Every line of the material below must be repeated exactly.

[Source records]
####################

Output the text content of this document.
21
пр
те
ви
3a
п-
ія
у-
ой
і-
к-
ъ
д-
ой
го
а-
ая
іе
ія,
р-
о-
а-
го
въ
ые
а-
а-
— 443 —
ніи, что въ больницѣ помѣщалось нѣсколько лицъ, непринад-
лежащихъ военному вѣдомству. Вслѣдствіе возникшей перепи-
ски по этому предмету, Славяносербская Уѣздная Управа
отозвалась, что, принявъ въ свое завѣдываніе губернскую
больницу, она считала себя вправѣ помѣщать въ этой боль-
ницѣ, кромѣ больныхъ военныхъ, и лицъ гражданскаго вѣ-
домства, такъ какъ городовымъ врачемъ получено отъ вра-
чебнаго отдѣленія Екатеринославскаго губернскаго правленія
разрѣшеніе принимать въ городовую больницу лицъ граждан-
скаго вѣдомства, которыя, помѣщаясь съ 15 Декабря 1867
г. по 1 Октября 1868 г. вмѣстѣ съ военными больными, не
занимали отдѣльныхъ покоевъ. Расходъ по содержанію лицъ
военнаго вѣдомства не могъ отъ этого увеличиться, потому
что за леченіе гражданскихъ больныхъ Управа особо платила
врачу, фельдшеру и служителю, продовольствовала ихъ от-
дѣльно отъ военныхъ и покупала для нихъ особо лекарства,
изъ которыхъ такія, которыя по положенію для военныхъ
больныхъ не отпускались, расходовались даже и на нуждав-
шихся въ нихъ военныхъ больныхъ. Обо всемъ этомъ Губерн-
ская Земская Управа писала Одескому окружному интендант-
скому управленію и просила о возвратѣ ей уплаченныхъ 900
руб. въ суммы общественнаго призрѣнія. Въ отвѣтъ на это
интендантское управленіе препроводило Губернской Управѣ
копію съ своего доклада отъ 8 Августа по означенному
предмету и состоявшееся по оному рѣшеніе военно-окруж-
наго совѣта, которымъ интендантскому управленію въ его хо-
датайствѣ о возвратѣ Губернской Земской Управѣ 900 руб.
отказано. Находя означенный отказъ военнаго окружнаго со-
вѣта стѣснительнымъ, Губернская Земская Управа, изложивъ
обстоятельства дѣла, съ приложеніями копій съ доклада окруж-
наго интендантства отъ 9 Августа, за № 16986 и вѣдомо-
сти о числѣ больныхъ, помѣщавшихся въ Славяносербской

####################

> **Solution to this task**:
Output the text content of this document.
21
пр
те
ви
3a
п-
ія
у-
ой
і-
к-
ъ
д-
ой
го
а-
ая
іе
ія,
р-
о-
а-
го
въ
ые
а-
а-
— 443 —
ніи, что въ больницѣ помѣщалось нѣсколько лицъ, непринад-
лежащихъ военному вѣдомству. Вслѣдствіе возникшей перепи-
ски по этому предмету, Славяносербская Уѣздная Управа
отозвалась, что, принявъ въ свое завѣдываніе губернскую
больницу, она считала себя вправѣ помѣщать въ этой боль-
ницѣ, кромѣ больныхъ военныхъ, и лицъ гражданскаго вѣ-
домства, такъ какъ городовымъ врачемъ получено отъ вра-
чебнаго отдѣленія Екатеринославскаго губернскаго правленія
разрѣшеніе принимать въ городовую больницу лицъ граждан-
скаго вѣдомства, которыя, помѣщаясь съ 15 Декабря 1867
г. по 1 Октября 1868 г. вмѣстѣ съ военными больными, не
занимали отдѣльныхъ покоевъ. Расходъ по содержанію лицъ
военнаго вѣдомства не могъ отъ этого увеличиться, потому
что за леченіе гражданскихъ больныхъ Управа особо платила
врачу, фельдшеру и служителю, продовольствовала ихъ от-
дѣльно отъ военныхъ и покупала для нихъ особо лекарства,
изъ которыхъ такія, которыя по положенію для военныхъ
больныхъ не отпускались, расходовались даже и на нуждав-
шихся въ нихъ военныхъ больныхъ. Обо всемъ этомъ Губерн-
ская Земская Управа писала Одескому окружному интендант-
скому управленію и просила о возвратѣ ей уплаченныхъ 900
руб. въ суммы общественнаго призрѣнія. Въ отвѣтъ на это
интендантское управленіе препроводило Губернской Управѣ
копію съ своего доклада отъ 8 Августа по означенному
предмету и состоявшееся по оному рѣшеніе военно-окруж-
наго совѣта, которымъ интендантскому управленію въ его хо-
датайствѣ о возвратѣ Губернской Земской Управѣ 900 руб.
отказано. Находя означенный отказъ военнаго окружнаго со-
вѣта стѣснительнымъ, Губернская Земская Управа, изложивъ
обстоятельства дѣла, съ приложеніями копій съ доклада окруж-
наго интендантства отъ 9 Августа, за № 16986 и вѣдомо-
сти о числѣ больныхъ, помѣщавшихся въ Славяносербской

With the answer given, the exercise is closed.